Word for word, give the material below again, minus any images.

Collected data entries:
>>>>>
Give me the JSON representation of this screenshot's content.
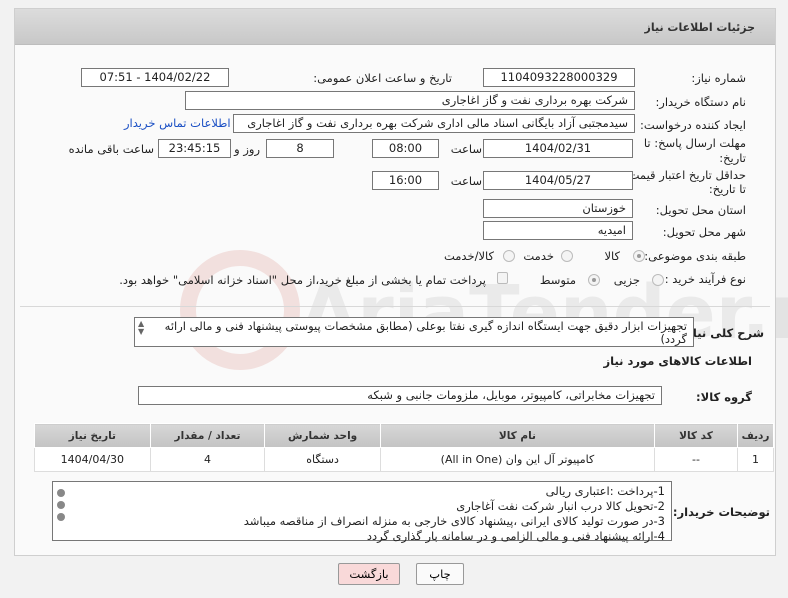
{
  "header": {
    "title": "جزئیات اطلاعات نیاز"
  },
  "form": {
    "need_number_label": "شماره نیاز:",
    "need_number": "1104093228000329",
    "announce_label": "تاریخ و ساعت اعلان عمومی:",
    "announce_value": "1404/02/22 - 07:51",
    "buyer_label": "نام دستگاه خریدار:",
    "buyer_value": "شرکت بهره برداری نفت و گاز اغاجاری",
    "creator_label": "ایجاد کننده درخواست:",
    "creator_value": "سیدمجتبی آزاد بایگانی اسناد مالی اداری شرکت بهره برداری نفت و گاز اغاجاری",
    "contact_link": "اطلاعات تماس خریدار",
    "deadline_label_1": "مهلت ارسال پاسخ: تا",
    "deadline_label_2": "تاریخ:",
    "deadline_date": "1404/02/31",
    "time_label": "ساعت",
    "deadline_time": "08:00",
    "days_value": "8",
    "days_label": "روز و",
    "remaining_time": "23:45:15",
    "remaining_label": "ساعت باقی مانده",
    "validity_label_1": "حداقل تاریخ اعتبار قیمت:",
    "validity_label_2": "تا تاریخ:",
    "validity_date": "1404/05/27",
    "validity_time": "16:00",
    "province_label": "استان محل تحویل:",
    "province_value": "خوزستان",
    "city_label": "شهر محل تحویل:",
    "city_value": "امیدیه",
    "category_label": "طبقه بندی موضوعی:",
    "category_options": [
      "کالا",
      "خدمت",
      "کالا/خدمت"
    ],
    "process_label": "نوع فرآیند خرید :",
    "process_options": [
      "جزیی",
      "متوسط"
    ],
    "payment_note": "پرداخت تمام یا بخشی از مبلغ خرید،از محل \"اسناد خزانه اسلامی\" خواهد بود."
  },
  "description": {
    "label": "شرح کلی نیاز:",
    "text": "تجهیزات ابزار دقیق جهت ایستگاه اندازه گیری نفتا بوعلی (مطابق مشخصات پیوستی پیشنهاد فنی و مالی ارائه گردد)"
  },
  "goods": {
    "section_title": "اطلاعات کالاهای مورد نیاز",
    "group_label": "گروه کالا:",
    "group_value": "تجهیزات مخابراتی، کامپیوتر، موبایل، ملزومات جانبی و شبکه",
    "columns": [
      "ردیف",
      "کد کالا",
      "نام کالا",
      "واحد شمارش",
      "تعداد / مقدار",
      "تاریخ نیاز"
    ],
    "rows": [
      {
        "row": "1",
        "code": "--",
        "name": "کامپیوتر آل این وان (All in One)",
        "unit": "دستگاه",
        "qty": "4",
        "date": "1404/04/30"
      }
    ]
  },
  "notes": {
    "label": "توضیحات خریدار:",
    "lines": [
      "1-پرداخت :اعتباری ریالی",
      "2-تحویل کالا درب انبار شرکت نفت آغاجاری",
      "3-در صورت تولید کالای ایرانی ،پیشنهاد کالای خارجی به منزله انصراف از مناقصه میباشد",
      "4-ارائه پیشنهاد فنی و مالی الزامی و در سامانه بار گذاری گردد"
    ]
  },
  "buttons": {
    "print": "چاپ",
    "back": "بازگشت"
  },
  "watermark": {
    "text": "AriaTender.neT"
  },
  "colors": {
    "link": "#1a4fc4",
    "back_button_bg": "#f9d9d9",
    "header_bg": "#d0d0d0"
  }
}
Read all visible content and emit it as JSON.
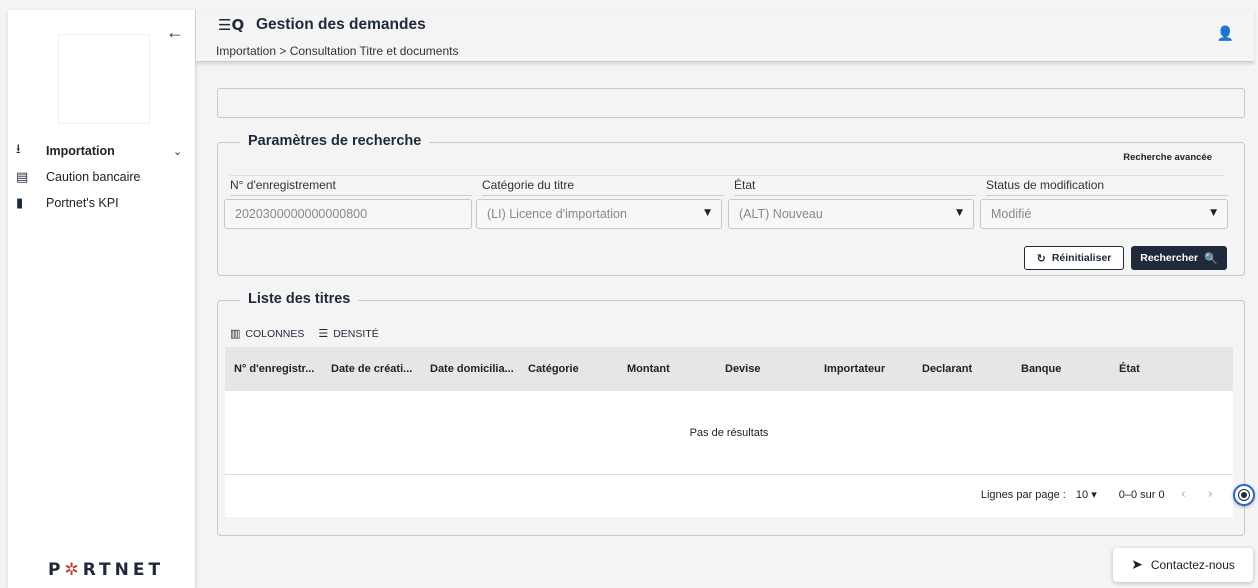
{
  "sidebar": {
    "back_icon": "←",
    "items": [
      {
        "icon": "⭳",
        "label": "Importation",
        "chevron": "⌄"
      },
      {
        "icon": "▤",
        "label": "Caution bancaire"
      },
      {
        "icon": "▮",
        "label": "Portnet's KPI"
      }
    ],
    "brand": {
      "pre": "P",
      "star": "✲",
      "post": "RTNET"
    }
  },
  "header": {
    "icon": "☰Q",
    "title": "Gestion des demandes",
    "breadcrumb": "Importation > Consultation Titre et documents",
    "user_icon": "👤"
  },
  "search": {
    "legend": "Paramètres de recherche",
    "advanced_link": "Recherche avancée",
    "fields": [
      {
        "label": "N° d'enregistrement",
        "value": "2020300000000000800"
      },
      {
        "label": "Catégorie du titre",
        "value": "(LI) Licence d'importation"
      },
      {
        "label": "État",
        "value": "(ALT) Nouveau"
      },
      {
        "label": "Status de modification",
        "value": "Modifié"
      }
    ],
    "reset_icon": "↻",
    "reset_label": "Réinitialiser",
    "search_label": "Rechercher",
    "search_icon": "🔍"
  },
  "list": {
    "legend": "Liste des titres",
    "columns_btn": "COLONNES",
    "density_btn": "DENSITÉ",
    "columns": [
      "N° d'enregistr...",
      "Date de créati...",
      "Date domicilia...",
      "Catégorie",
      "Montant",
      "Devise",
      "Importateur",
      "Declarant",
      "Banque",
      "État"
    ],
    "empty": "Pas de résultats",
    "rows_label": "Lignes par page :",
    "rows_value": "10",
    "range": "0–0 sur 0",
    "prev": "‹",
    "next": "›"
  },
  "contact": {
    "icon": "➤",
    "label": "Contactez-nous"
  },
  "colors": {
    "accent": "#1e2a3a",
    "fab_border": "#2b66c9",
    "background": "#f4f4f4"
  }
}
<<<<<
- Response
Give me the JSON representation of this screenshot's content.
{
  "header": {
    "title": "جزئیات اطلاعات نیاز"
  },
  "form": {
    "need_number_label": "شماره نیاز:",
    "need_number": "1104093228000329",
    "announce_label": "تاریخ و ساعت اعلان عمومی:",
    "announce_value": "1404/02/22 - 07:51",
    "buyer_label": "نام دستگاه خریدار:",
    "buyer_value": "شرکت بهره برداری نفت و گاز اغاجاری",
    "creator_label": "ایجاد کننده درخواست:",
    "creator_value": "سیدمجتبی آزاد بایگانی اسناد مالی اداری شرکت بهره برداری نفت و گاز اغاجاری",
    "contact_link": "اطلاعات تماس خریدار",
    "deadline_label_1": "مهلت ارسال پاسخ: تا",
    "deadline_label_2": "تاریخ:",
    "deadline_date": "1404/02/31",
    "time_label": "ساعت",
    "deadline_time": "08:00",
    "days_value": "8",
    "days_label": "روز و",
    "remaining_time": "23:45:15",
    "remaining_label": "ساعت باقی مانده",
    "validity_label_1": "حداقل تاریخ اعتبار قیمت:",
    "validity_label_2": "تا تاریخ:",
    "validity_date": "1404/05/27",
    "validity_time": "16:00",
    "province_label": "استان محل تحویل:",
    "province_value": "خوزستان",
    "city_label": "شهر محل تحویل:",
    "city_value": "امیدیه",
    "category_label": "طبقه بندی موضوعی:",
    "category_options": [
      "کالا",
      "خدمت",
      "کالا/خدمت"
    ],
    "process_label": "نوع فرآیند خرید :",
    "process_options": [
      "جزیی",
      "متوسط"
    ],
    "payment_note": "پرداخت تمام یا بخشی از مبلغ خرید،از محل \"اسناد خزانه اسلامی\" خواهد بود."
  },
  "description": {
    "label": "شرح کلی نیاز:",
    "text": "تجهیزات ابزار دقیق جهت ایستگاه اندازه گیری نفتا بوعلی (مطابق مشخصات پیوستی پیشنهاد فنی و مالی ارائه گردد)"
  },
  "goods": {
    "section_title": "اطلاعات کالاهای مورد نیاز",
    "group_label": "گروه کالا:",
    "group_value": "تجهیزات مخابراتی، کامپیوتر، موبایل، ملزومات جانبی و شبکه",
    "columns": [
      "ردیف",
      "کد کالا",
      "نام کالا",
      "واحد شمارش",
      "تعداد / مقدار",
      "تاریخ نیاز"
    ],
    "rows": [
      {
        "row": "1",
        "code": "--",
        "name": "کامپیوتر آل این وان (All in One)",
        "unit": "دستگاه",
        "qty": "4",
        "date": "1404/04/30"
      }
    ]
  },
  "notes": {
    "label": "توضیحات خریدار:",
    "lines": [
      "1-پرداخت :اعتباری ریالی",
      "2-تحویل کالا درب انبار شرکت نفت آغاجاری",
      "3-در صورت تولید کالای ایرانی ،پیشنهاد کالای خارجی به منزله انصراف از مناقصه میباشد",
      "4-ارائه پیشنهاد فنی و مالی الزامی و در سامانه بار گذاری گردد"
    ]
  },
  "buttons": {
    "print": "چاپ",
    "back": "بازگشت"
  },
  "watermark": {
    "text": "AriaTender.neT"
  },
  "colors": {
    "link": "#1a4fc4",
    "back_button_bg": "#f9d9d9",
    "header_bg": "#d0d0d0"
  }
}
Read all visible content and emit it as JSON.
{
  "sidebar": {
    "back_icon": "←",
    "items": [
      {
        "icon": "⭳",
        "label": "Importation",
        "chevron": "⌄"
      },
      {
        "icon": "▤",
        "label": "Caution bancaire"
      },
      {
        "icon": "▮",
        "label": "Portnet's KPI"
      }
    ],
    "brand": {
      "pre": "P",
      "star": "✲",
      "post": "RTNET"
    }
  },
  "header": {
    "icon": "☰Q",
    "title": "Gestion des demandes",
    "breadcrumb": "Importation > Consultation Titre et documents",
    "user_icon": "👤"
  },
  "search": {
    "legend": "Paramètres de recherche",
    "advanced_link": "Recherche avancée",
    "fields": [
      {
        "label": "N° d'enregistrement",
        "value": "2020300000000000800"
      },
      {
        "label": "Catégorie du titre",
        "value": "(LI) Licence d'importation"
      },
      {
        "label": "État",
        "value": "(ALT) Nouveau"
      },
      {
        "label": "Status de modification",
        "value": "Modifié"
      }
    ],
    "reset_icon": "↻",
    "reset_label": "Réinitialiser",
    "search_label": "Rechercher",
    "search_icon": "🔍"
  },
  "list": {
    "legend": "Liste des titres",
    "columns_btn": "COLONNES",
    "density_btn": "DENSITÉ",
    "columns": [
      "N° d'enregistr...",
      "Date de créati...",
      "Date domicilia...",
      "Catégorie",
      "Montant",
      "Devise",
      "Importateur",
      "Declarant",
      "Banque",
      "État"
    ],
    "empty": "Pas de résultats",
    "rows_label": "Lignes par page :",
    "rows_value": "10",
    "range": "0–0 sur 0",
    "prev": "‹",
    "next": "›"
  },
  "contact": {
    "icon": "➤",
    "label": "Contactez-nous"
  },
  "colors": {
    "accent": "#1e2a3a",
    "fab_border": "#2b66c9",
    "background": "#f4f4f4"
  }
}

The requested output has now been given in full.